Exercise objective: Output every entry exactly as written, skipping any pictures.

Stored data
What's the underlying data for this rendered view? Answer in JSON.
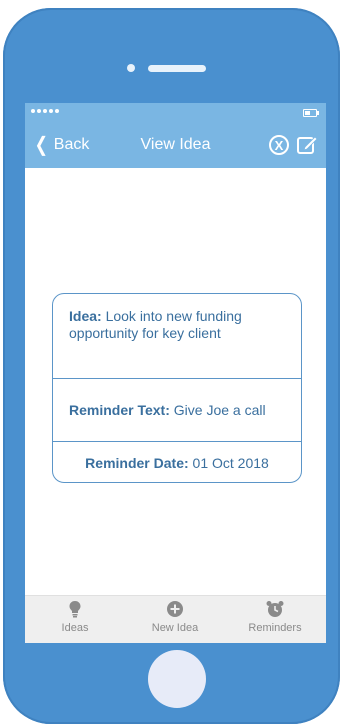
{
  "nav": {
    "back_label": "Back",
    "title": "View Idea",
    "close_label": "X"
  },
  "idea": {
    "idea_label": "Idea:",
    "idea_text": "Look into new funding opportunity for key client",
    "reminder_text_label": "Reminder Text:",
    "reminder_text": "Give Joe a call",
    "reminder_date_label": "Reminder Date:",
    "reminder_date": "01 Oct 2018"
  },
  "tabs": [
    {
      "label": "Ideas",
      "icon": "lightbulb-icon"
    },
    {
      "label": "New Idea",
      "icon": "plus-circle-icon"
    },
    {
      "label": "Reminders",
      "icon": "alarm-clock-icon"
    }
  ],
  "colors": {
    "phone_body": "#4a90cf",
    "header": "#7ab6e3",
    "card_text": "#3a6f9e",
    "tab_icon": "#8a8a8a"
  }
}
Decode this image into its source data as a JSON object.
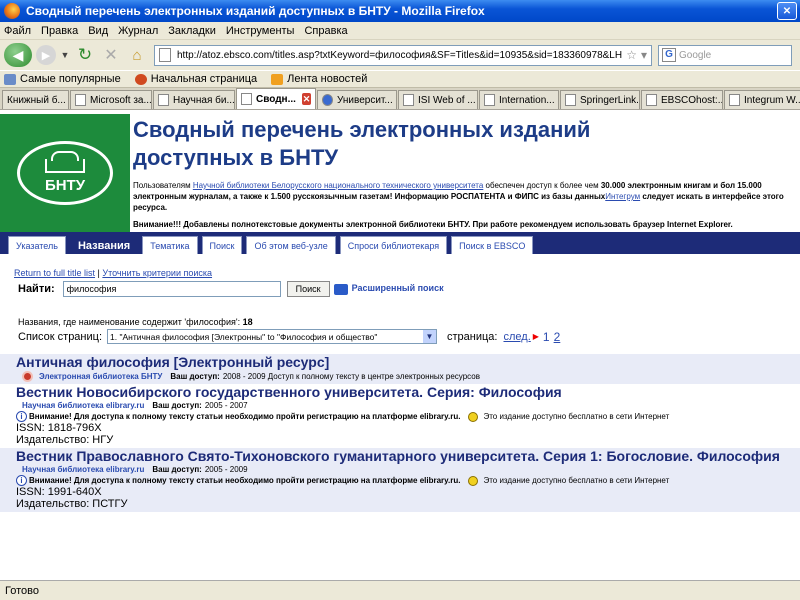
{
  "window": {
    "title": "Сводный перечень электронных изданий доступных в БНТУ - Mozilla Firefox"
  },
  "menu": [
    "Файл",
    "Правка",
    "Вид",
    "Журнал",
    "Закладки",
    "Инструменты",
    "Справка"
  ],
  "nav": {
    "url": "http://atoz.ebsco.com/titles.asp?txtKeyword=философия&SF=Titles&id=10935&sid=183360978&LH=&lang.su",
    "search_placeholder": "Google"
  },
  "bookmarks": [
    "Самые популярные",
    "Начальная страница",
    "Лента новостей"
  ],
  "tabs": [
    "Книжный б...",
    "Microsoft за...",
    "Научная би...",
    "Сводн...",
    "Университ...",
    "ISI Web of ...",
    "Internation...",
    "SpringerLink...",
    "EBSCOhost:...",
    "Integrum W..."
  ],
  "colors": {
    "brand_green": "#1d8b3c",
    "title_blue": "#1d3c87",
    "nav_blue": "#1d2b78",
    "link_blue": "#2a4bb0",
    "highlight_bg": "#e8ebf7"
  },
  "header": {
    "logo_text": "БНТУ",
    "title_line1": "Сводный перечень электронных изданий",
    "title_line2": "доступных в БНТУ",
    "intro_a": "Пользователям ",
    "intro_link": "Научной библиотеки Белорусского национального технического университета",
    "intro_b": " обеспечен доступ к более чем ",
    "intro_bold1": "30.000 электронным книгам и бол 15.000 электронным журналам, а также к 1.500 русскоязычным газетам! Информацию РОСПАТЕНТА и ФИПС из базы данных",
    "intro_link2": "Интегрум",
    "intro_bold2": " следует искать в интерфейсе этого ресурса.",
    "warning": "Внимание!!! Добавлены полнотекстовые документы электронной библиотеки БНТУ. При работе рекомендуем использовать браузер Internet Explorer."
  },
  "site_tabs": [
    "Указатель",
    "Названия",
    "Тематика",
    "Поиск",
    "Об этом веб-узле",
    "Спроси библиотекаря",
    "Поиск в EBSCO"
  ],
  "search": {
    "return_link": "Return to full title list",
    "refine_link": "Уточнить критерии поиска",
    "find_label": "Найти:",
    "query": "философия",
    "button": "Поиск",
    "advanced": "Расширенный поиск"
  },
  "results": {
    "count_label": "Названия, где наименование содержит 'философия':",
    "count": "18",
    "pages_label": "Список страниц:",
    "pages_select": "1. \"Античная философия [Электронны\" to \"Философия и общество\"",
    "page_label": "страница:",
    "next": "след.",
    "page1": "1",
    "page2": "2"
  },
  "records": [
    {
      "title": "Античная философия [Электронный ресурс]",
      "source": "Электронная библиотека БНТУ",
      "access_label": "Ваш доступ:",
      "access": "2008 - 2009  Доступ к полному тексту в центре электронных ресурсов"
    },
    {
      "title": "Вестник Новосибирского государственного университета. Серия: Философия",
      "source": "Научная библиотека elibrary.ru",
      "access_label": "Ваш доступ:",
      "access": "2005 - 2007",
      "note": "Внимание! Для доступа к полному тексту статьи необходимо пройти регистрацию на платформе elibrary.ru.",
      "free_note": "Это издание доступно бесплатно в сети Интернет",
      "issn": "ISSN: 1818-796X",
      "publisher": "Издательство: НГУ"
    },
    {
      "title": "Вестник Православного Свято-Тихоновского гуманитарного университета. Серия 1: Богословие. Философия",
      "source": "Научная библиотека elibrary.ru",
      "access_label": "Ваш доступ:",
      "access": "2005 - 2009",
      "note": "Внимание! Для доступа к полному тексту статьи необходимо пройти регистрацию на платформе elibrary.ru.",
      "free_note": "Это издание доступно бесплатно в сети Интернет",
      "issn": "ISSN: 1991-640X",
      "publisher": "Издательство: ПСТГУ"
    }
  ],
  "status": "Готово"
}
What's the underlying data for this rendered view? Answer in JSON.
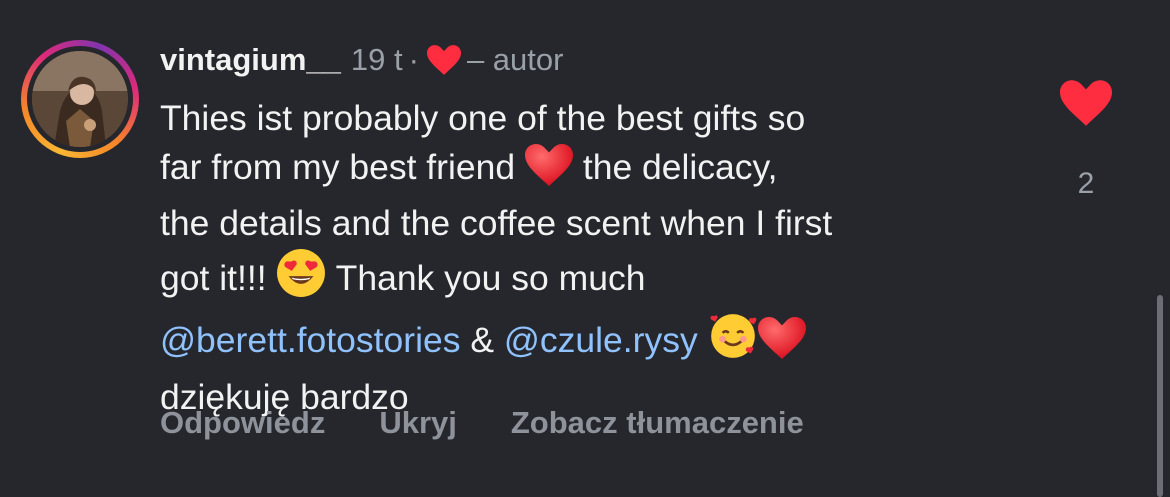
{
  "comment": {
    "username": "vintagium__",
    "time": "19 t",
    "separator": "·",
    "author_tag": "– autor",
    "like_count": "2",
    "text": {
      "l1": "Thies ist probably one of the best gifts so",
      "l2a": "far from my best friend ",
      "l2b": " the delicacy,",
      "l3": "the details and the coffee scent when I first",
      "l4a": "got it!!! ",
      "l4b": " Thank you so much",
      "mention1": "@berett.fotostories",
      "amp": " & ",
      "mention2": "@czule.rysy",
      "l6": "dziękuję bardzo"
    },
    "actions": {
      "reply": "Odpowiedz",
      "hide": "Ukryj",
      "translate": "Zobacz tłumaczenie"
    }
  },
  "colors": {
    "background": "#25272c",
    "text": "#f2f2f2",
    "muted": "#9aa0a8",
    "mention": "#8fc2ff",
    "heart": "#ff2d3f"
  },
  "icons": {
    "author_like": "heart-icon",
    "like_button": "heart-icon",
    "emojis": [
      "red-heart-emoji",
      "heart-eyes-emoji",
      "smiling-face-with-hearts-emoji",
      "red-heart-emoji"
    ]
  }
}
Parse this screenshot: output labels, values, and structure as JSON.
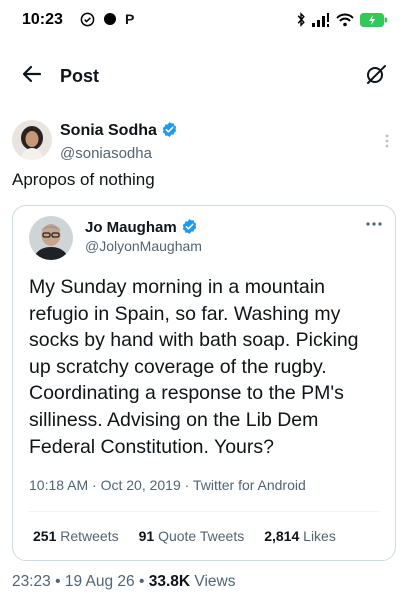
{
  "status_bar": {
    "time": "10:23",
    "left_indicators": [
      "check-circle",
      "dot",
      "P"
    ],
    "right_indicators": [
      "bluetooth",
      "signal",
      "wifi",
      "battery-charging"
    ],
    "letter_p": "P"
  },
  "header": {
    "title": "Post",
    "back_icon": "arrow-left-icon",
    "grok_icon": "grok-icon"
  },
  "post": {
    "author_name": "Sonia Sodha",
    "author_handle": "@soniasodha",
    "verified": true,
    "text": "Apropos of nothing",
    "footer": {
      "time": "23:23",
      "date": "19 Aug 26",
      "views_count": "33.8K",
      "views_label": "Views"
    }
  },
  "quoted": {
    "author_name": "Jo Maugham",
    "author_handle": "@JolyonMaugham",
    "verified": true,
    "text": "My Sunday morning in a mountain refugio in Spain, so far. Washing my socks by hand with bath soap. Picking up scratchy coverage of the rugby. Coordinating a response to the PM's silliness. Advising on the Lib Dem Federal Constitution. Yours?",
    "meta": "10:18 AM · Oct 20, 2019 · Twitter for Android",
    "stats": {
      "retweets_count": "251",
      "retweets_label": "Retweets",
      "quotes_count": "91",
      "quotes_label": "Quote Tweets",
      "likes_count": "2,814",
      "likes_label": "Likes"
    }
  },
  "colors": {
    "verified_blue": "#1d9bf0",
    "battery_green": "#34c759",
    "secondary_text": "#536471"
  }
}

Task output:
What's the underlying data for this rendered view? Answer in JSON.
{
  "nav": {
    "back_label": "Back",
    "title": "View Idea",
    "close_label": "X"
  },
  "idea": {
    "idea_label": "Idea:",
    "idea_text": "Look into new funding opportunity for key client",
    "reminder_text_label": "Reminder Text:",
    "reminder_text": "Give Joe a call",
    "reminder_date_label": "Reminder Date:",
    "reminder_date": "01 Oct 2018"
  },
  "tabs": [
    {
      "label": "Ideas",
      "icon": "lightbulb-icon"
    },
    {
      "label": "New Idea",
      "icon": "plus-circle-icon"
    },
    {
      "label": "Reminders",
      "icon": "alarm-clock-icon"
    }
  ],
  "colors": {
    "phone_body": "#4a90cf",
    "header": "#7ab6e3",
    "card_text": "#3a6f9e",
    "tab_icon": "#8a8a8a"
  }
}
Decode this image into its source data as a JSON object.
{
  "window": {
    "title": "Сводный перечень электронных изданий доступных в БНТУ - Mozilla Firefox"
  },
  "menu": [
    "Файл",
    "Правка",
    "Вид",
    "Журнал",
    "Закладки",
    "Инструменты",
    "Справка"
  ],
  "nav": {
    "url": "http://atoz.ebsco.com/titles.asp?txtKeyword=философия&SF=Titles&id=10935&sid=183360978&LH=&lang.su",
    "search_placeholder": "Google"
  },
  "bookmarks": [
    "Самые популярные",
    "Начальная страница",
    "Лента новостей"
  ],
  "tabs": [
    "Книжный б...",
    "Microsoft за...",
    "Научная би...",
    "Сводн...",
    "Университ...",
    "ISI Web of ...",
    "Internation...",
    "SpringerLink...",
    "EBSCOhost:...",
    "Integrum W..."
  ],
  "colors": {
    "brand_green": "#1d8b3c",
    "title_blue": "#1d3c87",
    "nav_blue": "#1d2b78",
    "link_blue": "#2a4bb0",
    "highlight_bg": "#e8ebf7"
  },
  "header": {
    "logo_text": "БНТУ",
    "title_line1": "Сводный перечень электронных изданий",
    "title_line2": "доступных в БНТУ",
    "intro_a": "Пользователям ",
    "intro_link": "Научной библиотеки Белорусского национального технического университета",
    "intro_b": " обеспечен доступ к более чем ",
    "intro_bold1": "30.000 электронным книгам и бол 15.000 электронным журналам, а также к 1.500 русскоязычным газетам! Информацию РОСПАТЕНТА и ФИПС из базы данных",
    "intro_link2": "Интегрум",
    "intro_bold2": " следует искать в интерфейсе этого ресурса.",
    "warning": "Внимание!!! Добавлены полнотекстовые документы электронной библиотеки БНТУ. При работе рекомендуем использовать браузер Internet Explorer."
  },
  "site_tabs": [
    "Указатель",
    "Названия",
    "Тематика",
    "Поиск",
    "Об этом веб-узле",
    "Спроси библиотекаря",
    "Поиск в EBSCO"
  ],
  "search": {
    "return_link": "Return to full title list",
    "refine_link": "Уточнить критерии поиска",
    "find_label": "Найти:",
    "query": "философия",
    "button": "Поиск",
    "advanced": "Расширенный поиск"
  },
  "results": {
    "count_label": "Названия, где наименование содержит 'философия':",
    "count": "18",
    "pages_label": "Список страниц:",
    "pages_select": "1. \"Античная философия [Электронны\" to \"Философия и общество\"",
    "page_label": "страница:",
    "next": "след.",
    "page1": "1",
    "page2": "2"
  },
  "records": [
    {
      "title": "Античная философия [Электронный ресурс]",
      "source": "Электронная библиотека БНТУ",
      "access_label": "Ваш доступ:",
      "access": "2008 - 2009  Доступ к полному тексту в центре электронных ресурсов"
    },
    {
      "title": "Вестник Новосибирского государственного университета. Серия: Философия",
      "source": "Научная библиотека elibrary.ru",
      "access_label": "Ваш доступ:",
      "access": "2005 - 2007",
      "note": "Внимание! Для доступа к полному тексту статьи необходимо пройти регистрацию на платформе elibrary.ru.",
      "free_note": "Это издание доступно бесплатно в сети Интернет",
      "issn": "ISSN: 1818-796X",
      "publisher": "Издательство: НГУ"
    },
    {
      "title": "Вестник Православного Свято-Тихоновского гуманитарного университета. Серия 1: Богословие. Философия",
      "source": "Научная библиотека elibrary.ru",
      "access_label": "Ваш доступ:",
      "access": "2005 - 2009",
      "note": "Внимание! Для доступа к полному тексту статьи необходимо пройти регистрацию на платформе elibrary.ru.",
      "free_note": "Это издание доступно бесплатно в сети Интернет",
      "issn": "ISSN: 1991-640X",
      "publisher": "Издательство: ПСТГУ"
    }
  ],
  "status": "Готово"
}
What's the underlying data for this rendered view? Answer in JSON.
{
  "comment": {
    "username": "vintagium__",
    "time": "19 t",
    "separator": "·",
    "author_tag": "– autor",
    "like_count": "2",
    "text": {
      "l1": "Thies ist probably one of the best gifts so",
      "l2a": "far from my best friend ",
      "l2b": " the delicacy,",
      "l3": "the details and the coffee scent when I first",
      "l4a": "got it!!! ",
      "l4b": " Thank you so much",
      "mention1": "@berett.fotostories",
      "amp": " & ",
      "mention2": "@czule.rysy",
      "l6": "dziękuję bardzo"
    },
    "actions": {
      "reply": "Odpowiedz",
      "hide": "Ukryj",
      "translate": "Zobacz tłumaczenie"
    }
  },
  "colors": {
    "background": "#25272c",
    "text": "#f2f2f2",
    "muted": "#9aa0a8",
    "mention": "#8fc2ff",
    "heart": "#ff2d3f"
  },
  "icons": {
    "author_like": "heart-icon",
    "like_button": "heart-icon",
    "emojis": [
      "red-heart-emoji",
      "heart-eyes-emoji",
      "smiling-face-with-hearts-emoji",
      "red-heart-emoji"
    ]
  }
}
Parse this screenshot: output labels, values, and structure as JSON.
{
  "status_bar": {
    "time": "10:23",
    "left_indicators": [
      "check-circle",
      "dot",
      "P"
    ],
    "right_indicators": [
      "bluetooth",
      "signal",
      "wifi",
      "battery-charging"
    ],
    "letter_p": "P"
  },
  "header": {
    "title": "Post",
    "back_icon": "arrow-left-icon",
    "grok_icon": "grok-icon"
  },
  "post": {
    "author_name": "Sonia Sodha",
    "author_handle": "@soniasodha",
    "verified": true,
    "text": "Apropos of nothing",
    "footer": {
      "time": "23:23",
      "date": "19 Aug 26",
      "views_count": "33.8K",
      "views_label": "Views"
    }
  },
  "quoted": {
    "author_name": "Jo Maugham",
    "author_handle": "@JolyonMaugham",
    "verified": true,
    "text": "My Sunday morning in a mountain refugio in Spain, so far. Washing my socks by hand with bath soap. Picking up scratchy coverage of the rugby. Coordinating a response to the PM's silliness. Advising on the Lib Dem Federal Constitution. Yours?",
    "meta": "10:18 AM · Oct 20, 2019 · Twitter for Android",
    "stats": {
      "retweets_count": "251",
      "retweets_label": "Retweets",
      "quotes_count": "91",
      "quotes_label": "Quote Tweets",
      "likes_count": "2,814",
      "likes_label": "Likes"
    }
  },
  "colors": {
    "verified_blue": "#1d9bf0",
    "battery_green": "#34c759",
    "secondary_text": "#536471"
  }
}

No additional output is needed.